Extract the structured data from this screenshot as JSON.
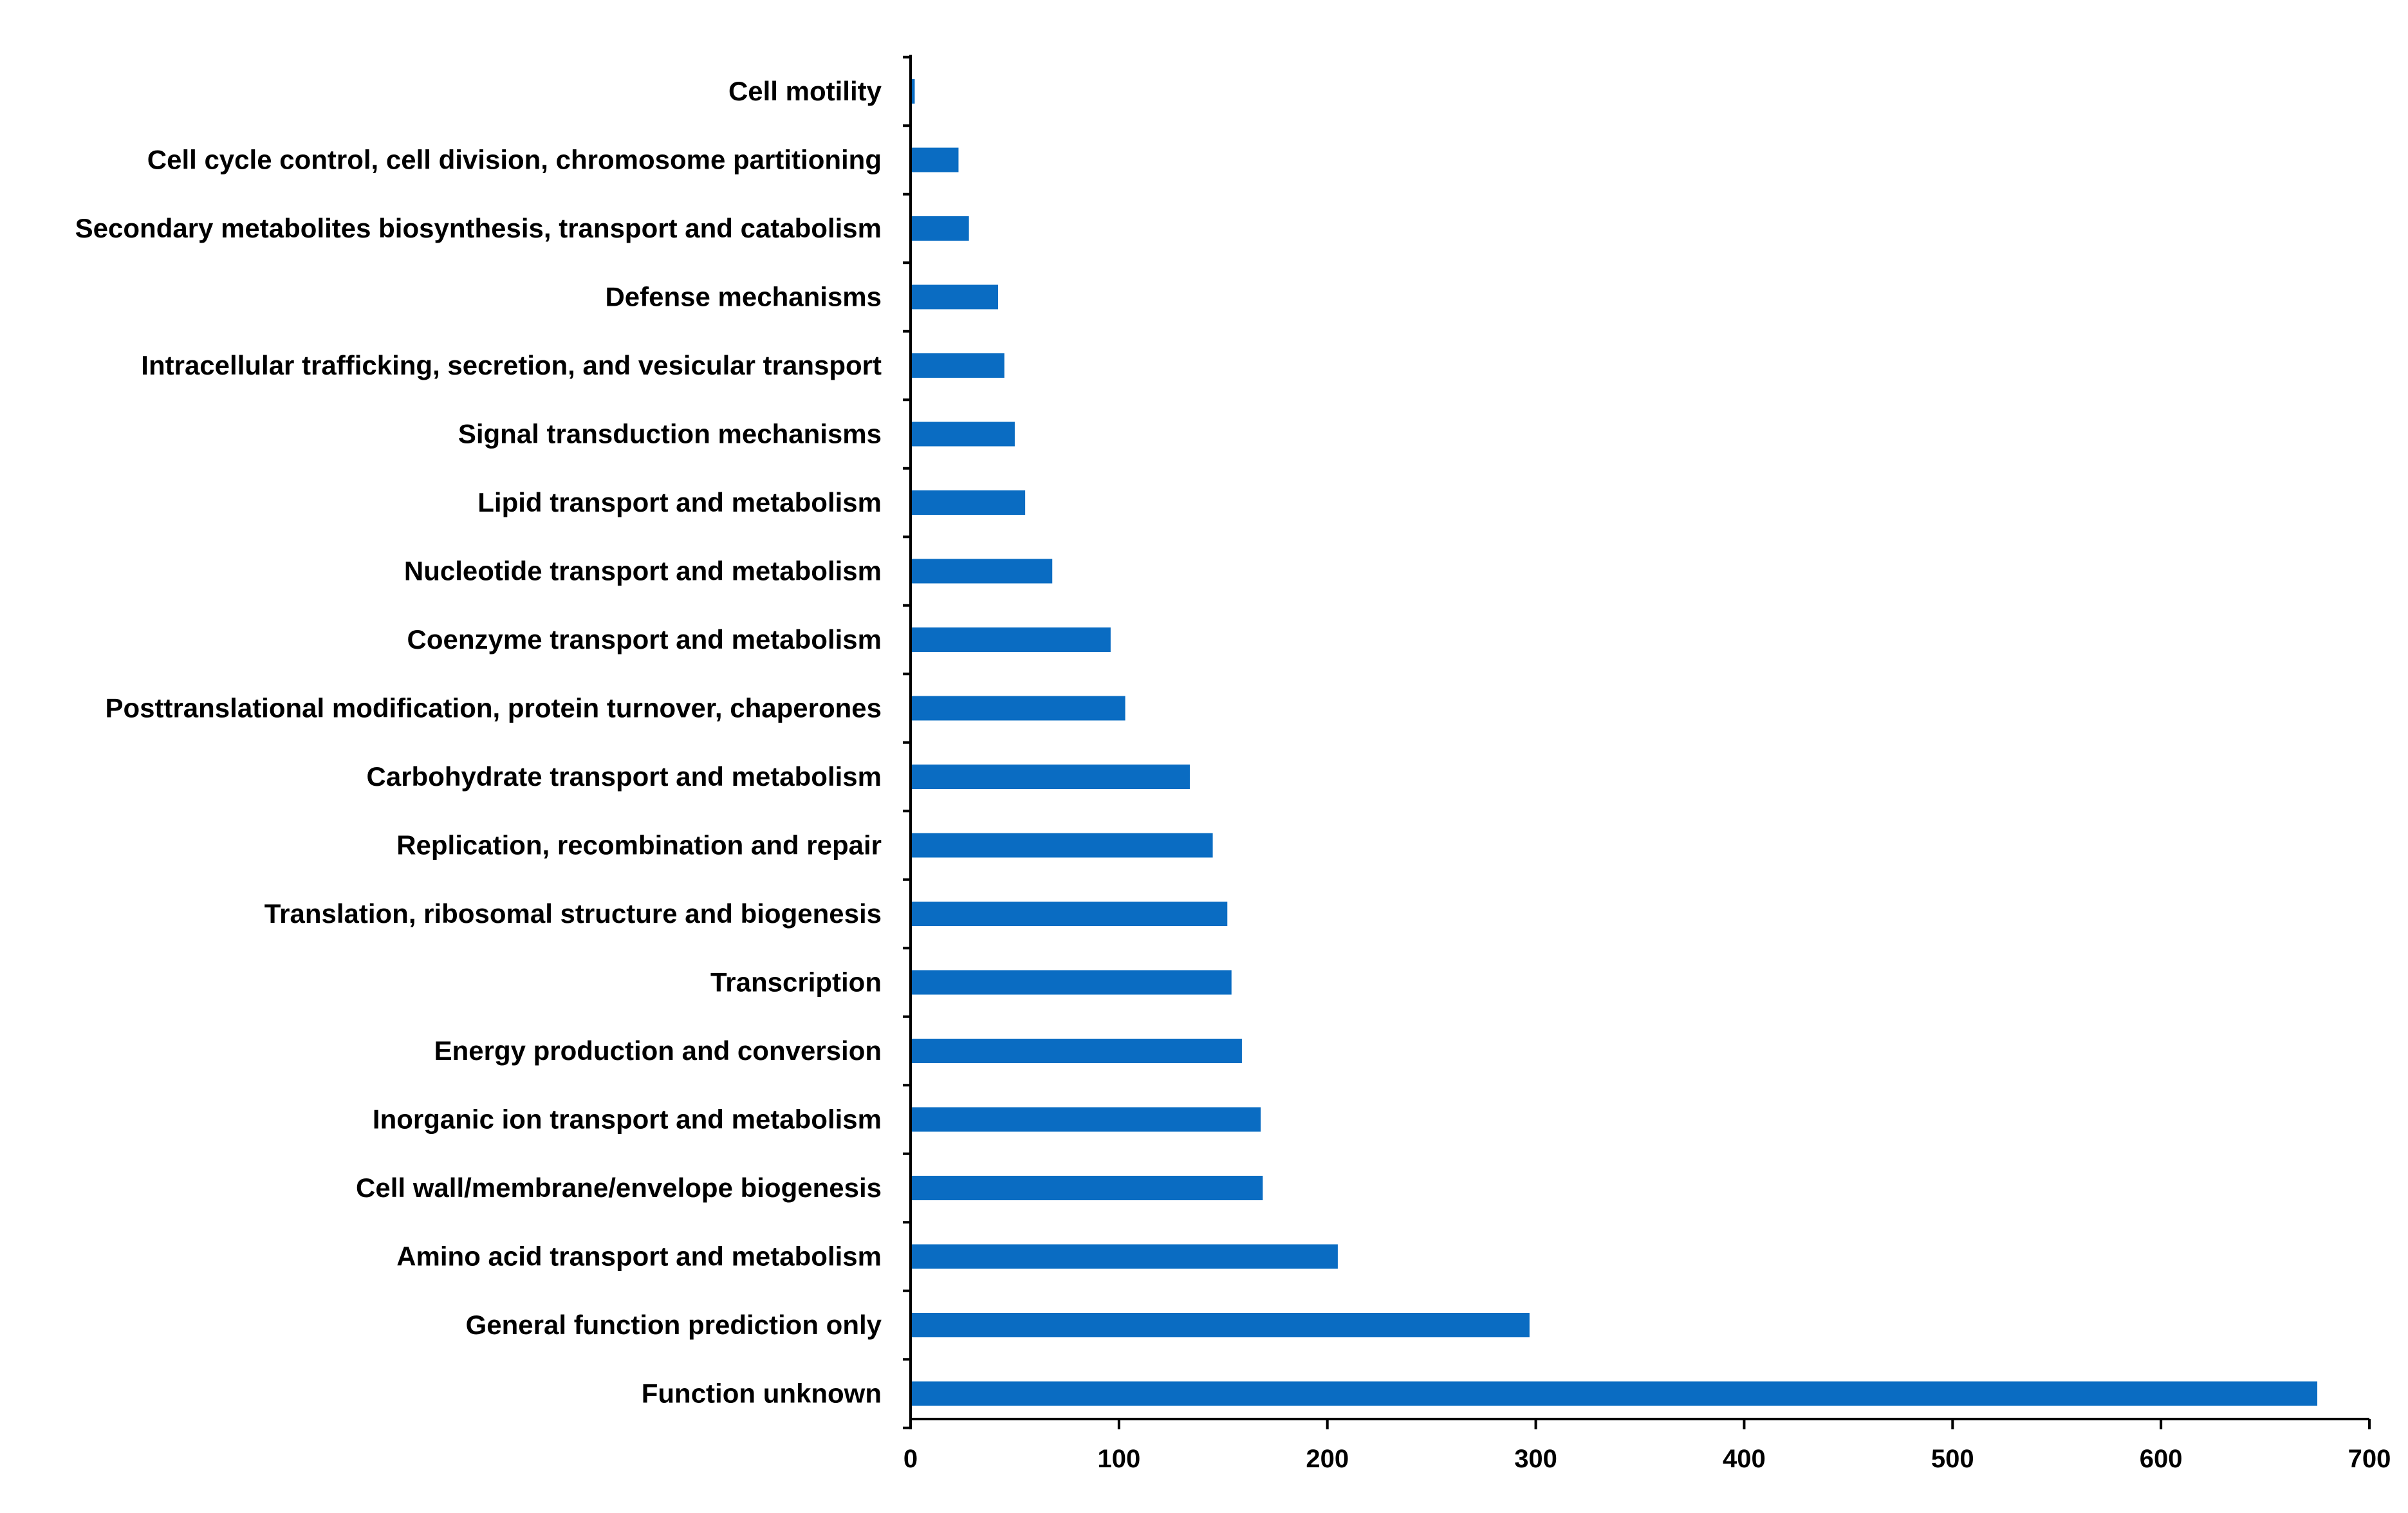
{
  "chart_data": {
    "type": "bar",
    "orientation": "horizontal",
    "categories": [
      "Cell motility",
      "Cell cycle control, cell division, chromosome partitioning",
      "Secondary metabolites biosynthesis, transport and catabolism",
      "Defense mechanisms",
      "Intracellular trafficking, secretion, and vesicular transport",
      "Signal transduction mechanisms",
      "Lipid transport and metabolism",
      "Nucleotide transport and metabolism",
      "Coenzyme transport and metabolism",
      "Posttranslational modification, protein turnover, chaperones",
      "Carbohydrate transport and metabolism",
      "Replication, recombination and repair",
      "Translation, ribosomal structure and biogenesis",
      "Transcription",
      "Energy production and conversion",
      "Inorganic ion transport and metabolism",
      "Cell wall/membrane/envelope biogenesis",
      "Amino acid transport and metabolism",
      "General function prediction only",
      "Function unknown"
    ],
    "values": [
      2,
      23,
      28,
      42,
      45,
      50,
      55,
      68,
      96,
      103,
      134,
      145,
      152,
      154,
      159,
      168,
      169,
      205,
      297,
      675
    ],
    "xlim": [
      0,
      700
    ],
    "xticks": [
      "0",
      "100",
      "200",
      "300",
      "400",
      "500",
      "600",
      "700"
    ],
    "title": "",
    "xlabel": "",
    "ylabel": "",
    "grid": false,
    "legend": "none",
    "bar_color": "#0a6cc2",
    "axis_color": "#000000"
  }
}
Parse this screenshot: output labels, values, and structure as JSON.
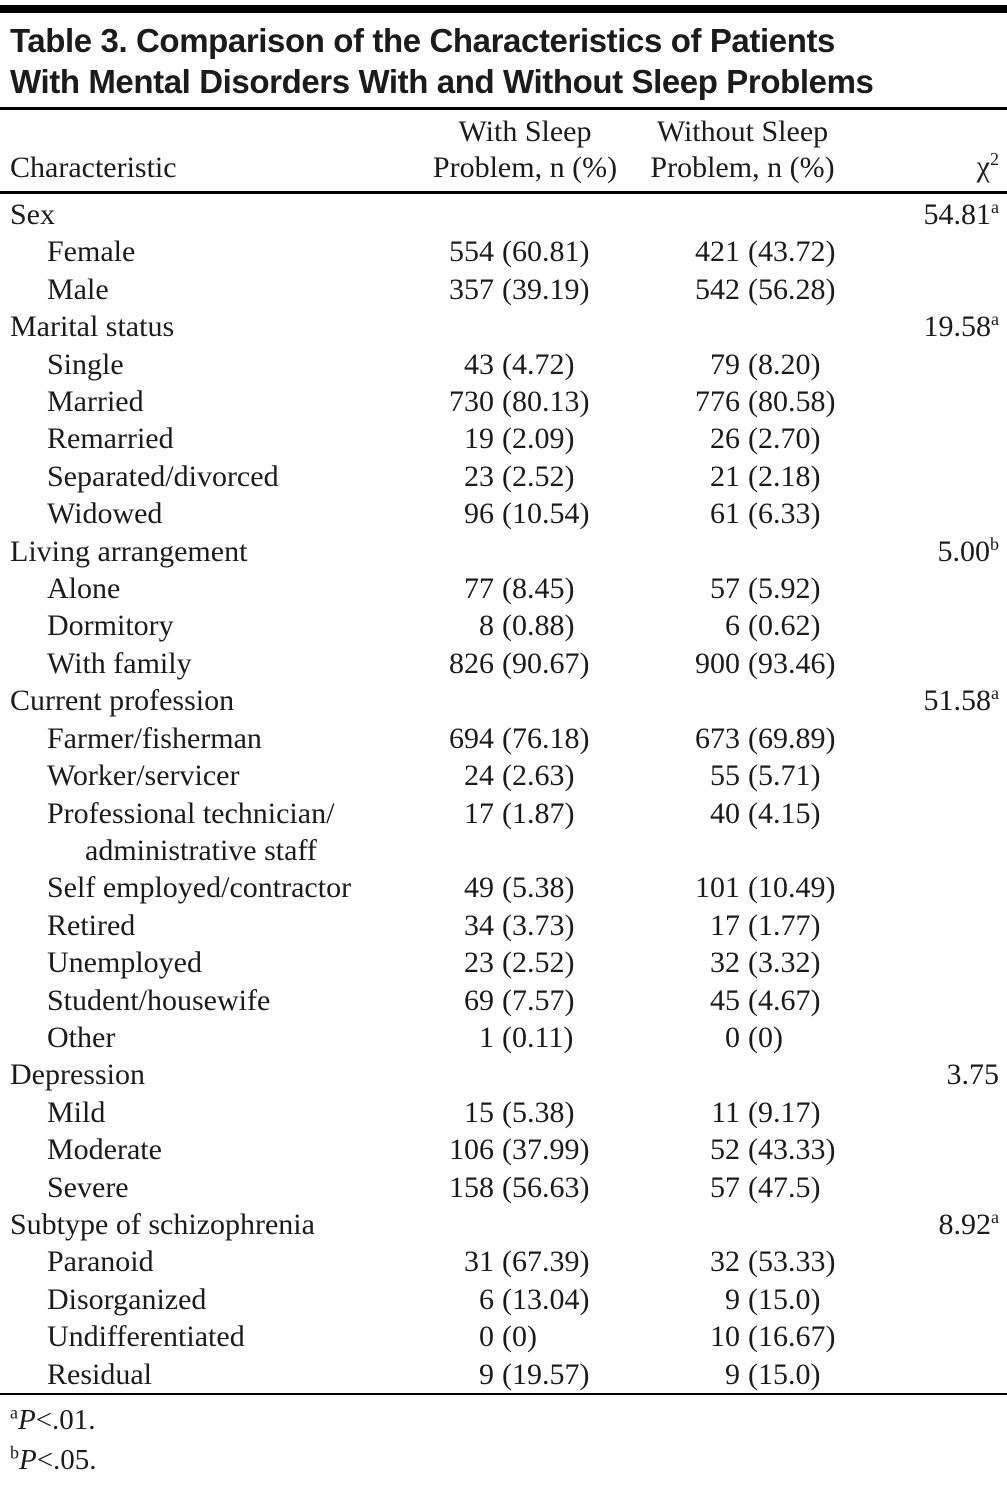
{
  "title": {
    "line1": "Table 3. Comparison of the Characteristics of Patients",
    "line2": "With Mental Disorders With and Without Sleep Problems"
  },
  "table": {
    "columns": {
      "characteristic": "Characteristic",
      "with_line1": "With Sleep",
      "with_line2": "Problem, n (%)",
      "without_line1": "Without Sleep",
      "without_line2": "Problem, n (%)",
      "chi_base": "χ",
      "chi_sup": "2"
    },
    "rows": [
      {
        "label": "Sex",
        "indent": 0,
        "wn": "",
        "wp": "",
        "on": "",
        "op": "",
        "chi": "54.81",
        "chi_sup": "a"
      },
      {
        "label": "Female",
        "indent": 1,
        "wn": "554",
        "wp": "(60.81)",
        "on": "421",
        "op": "(43.72)",
        "chi": "",
        "chi_sup": ""
      },
      {
        "label": "Male",
        "indent": 1,
        "wn": "357",
        "wp": "(39.19)",
        "on": "542",
        "op": "(56.28)",
        "chi": "",
        "chi_sup": ""
      },
      {
        "label": "Marital status",
        "indent": 0,
        "wn": "",
        "wp": "",
        "on": "",
        "op": "",
        "chi": "19.58",
        "chi_sup": "a"
      },
      {
        "label": "Single",
        "indent": 1,
        "wn": "43",
        "wp": "(4.72)",
        "on": "79",
        "op": "(8.20)",
        "chi": "",
        "chi_sup": ""
      },
      {
        "label": "Married",
        "indent": 1,
        "wn": "730",
        "wp": "(80.13)",
        "on": "776",
        "op": "(80.58)",
        "chi": "",
        "chi_sup": ""
      },
      {
        "label": "Remarried",
        "indent": 1,
        "wn": "19",
        "wp": "(2.09)",
        "on": "26",
        "op": "(2.70)",
        "chi": "",
        "chi_sup": ""
      },
      {
        "label": "Separated/divorced",
        "indent": 1,
        "wn": "23",
        "wp": "(2.52)",
        "on": "21",
        "op": "(2.18)",
        "chi": "",
        "chi_sup": ""
      },
      {
        "label": "Widowed",
        "indent": 1,
        "wn": "96",
        "wp": "(10.54)",
        "on": "61",
        "op": "(6.33)",
        "chi": "",
        "chi_sup": ""
      },
      {
        "label": "Living arrangement",
        "indent": 0,
        "wn": "",
        "wp": "",
        "on": "",
        "op": "",
        "chi": "5.00",
        "chi_sup": "b"
      },
      {
        "label": "Alone",
        "indent": 1,
        "wn": "77",
        "wp": "(8.45)",
        "on": "57",
        "op": "(5.92)",
        "chi": "",
        "chi_sup": ""
      },
      {
        "label": "Dormitory",
        "indent": 1,
        "wn": "8",
        "wp": "(0.88)",
        "on": "6",
        "op": "(0.62)",
        "chi": "",
        "chi_sup": ""
      },
      {
        "label": "With family",
        "indent": 1,
        "wn": "826",
        "wp": "(90.67)",
        "on": "900",
        "op": "(93.46)",
        "chi": "",
        "chi_sup": ""
      },
      {
        "label": "Current profession",
        "indent": 0,
        "wn": "",
        "wp": "",
        "on": "",
        "op": "",
        "chi": "51.58",
        "chi_sup": "a"
      },
      {
        "label": "Farmer/fisherman",
        "indent": 1,
        "wn": "694",
        "wp": "(76.18)",
        "on": "673",
        "op": "(69.89)",
        "chi": "",
        "chi_sup": ""
      },
      {
        "label": "Worker/servicer",
        "indent": 1,
        "wn": "24",
        "wp": "(2.63)",
        "on": "55",
        "op": "(5.71)",
        "chi": "",
        "chi_sup": ""
      },
      {
        "label": "Professional technician/",
        "label2": "administrative staff",
        "indent": 1,
        "wn": "17",
        "wp": "(1.87)",
        "on": "40",
        "op": "(4.15)",
        "chi": "",
        "chi_sup": ""
      },
      {
        "label": "Self employed/contractor",
        "indent": 1,
        "wn": "49",
        "wp": "(5.38)",
        "on": "101",
        "op": "(10.49)",
        "chi": "",
        "chi_sup": ""
      },
      {
        "label": "Retired",
        "indent": 1,
        "wn": "34",
        "wp": "(3.73)",
        "on": "17",
        "op": "(1.77)",
        "chi": "",
        "chi_sup": ""
      },
      {
        "label": "Unemployed",
        "indent": 1,
        "wn": "23",
        "wp": "(2.52)",
        "on": "32",
        "op": "(3.32)",
        "chi": "",
        "chi_sup": ""
      },
      {
        "label": "Student/housewife",
        "indent": 1,
        "wn": "69",
        "wp": "(7.57)",
        "on": "45",
        "op": "(4.67)",
        "chi": "",
        "chi_sup": ""
      },
      {
        "label": "Other",
        "indent": 1,
        "wn": "1",
        "wp": "(0.11)",
        "on": "0",
        "op": "(0)",
        "chi": "",
        "chi_sup": ""
      },
      {
        "label": "Depression",
        "indent": 0,
        "wn": "",
        "wp": "",
        "on": "",
        "op": "",
        "chi": "3.75",
        "chi_sup": ""
      },
      {
        "label": "Mild",
        "indent": 1,
        "wn": "15",
        "wp": "(5.38)",
        "on": "11",
        "op": "(9.17)",
        "chi": "",
        "chi_sup": ""
      },
      {
        "label": "Moderate",
        "indent": 1,
        "wn": "106",
        "wp": "(37.99)",
        "on": "52",
        "op": "(43.33)",
        "chi": "",
        "chi_sup": ""
      },
      {
        "label": "Severe",
        "indent": 1,
        "wn": "158",
        "wp": "(56.63)",
        "on": "57",
        "op": "(47.5)",
        "chi": "",
        "chi_sup": ""
      },
      {
        "label": "Subtype of schizophrenia",
        "indent": 0,
        "wn": "",
        "wp": "",
        "on": "",
        "op": "",
        "chi": "8.92",
        "chi_sup": "a"
      },
      {
        "label": "Paranoid",
        "indent": 1,
        "wn": "31",
        "wp": "(67.39)",
        "on": "32",
        "op": "(53.33)",
        "chi": "",
        "chi_sup": ""
      },
      {
        "label": "Disorganized",
        "indent": 1,
        "wn": "6",
        "wp": "(13.04)",
        "on": "9",
        "op": "(15.0)",
        "chi": "",
        "chi_sup": ""
      },
      {
        "label": "Undifferentiated",
        "indent": 1,
        "wn": "0",
        "wp": "(0)",
        "on": "10",
        "op": "(16.67)",
        "chi": "",
        "chi_sup": ""
      },
      {
        "label": "Residual",
        "indent": 1,
        "wn": "9",
        "wp": "(19.57)",
        "on": "9",
        "op": "(15.0)",
        "chi": "",
        "chi_sup": ""
      }
    ]
  },
  "footnotes": [
    {
      "sup": "a",
      "stat": "P",
      "text": "<.01."
    },
    {
      "sup": "b",
      "stat": "P",
      "text": "<.05."
    }
  ],
  "colors": {
    "text": "#1b1b1b",
    "rule": "#000000",
    "background": "#ffffff"
  }
}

Try it → Each line holding the word "transport" must be copied from the data.

Response box →
      "Secondary metabolites biosynthesis, transport and catabolism",
      "Intracellular trafficking, secretion, and vesicular transport",
      "Lipid transport and metabolism",
      "Nucleotide transport and metabolism",
      "Coenzyme transport and metabolism",
      "Carbohydrate transport and metabolism",
      "Inorganic ion transport and metabolism",
      "Amino acid transport and metabolism",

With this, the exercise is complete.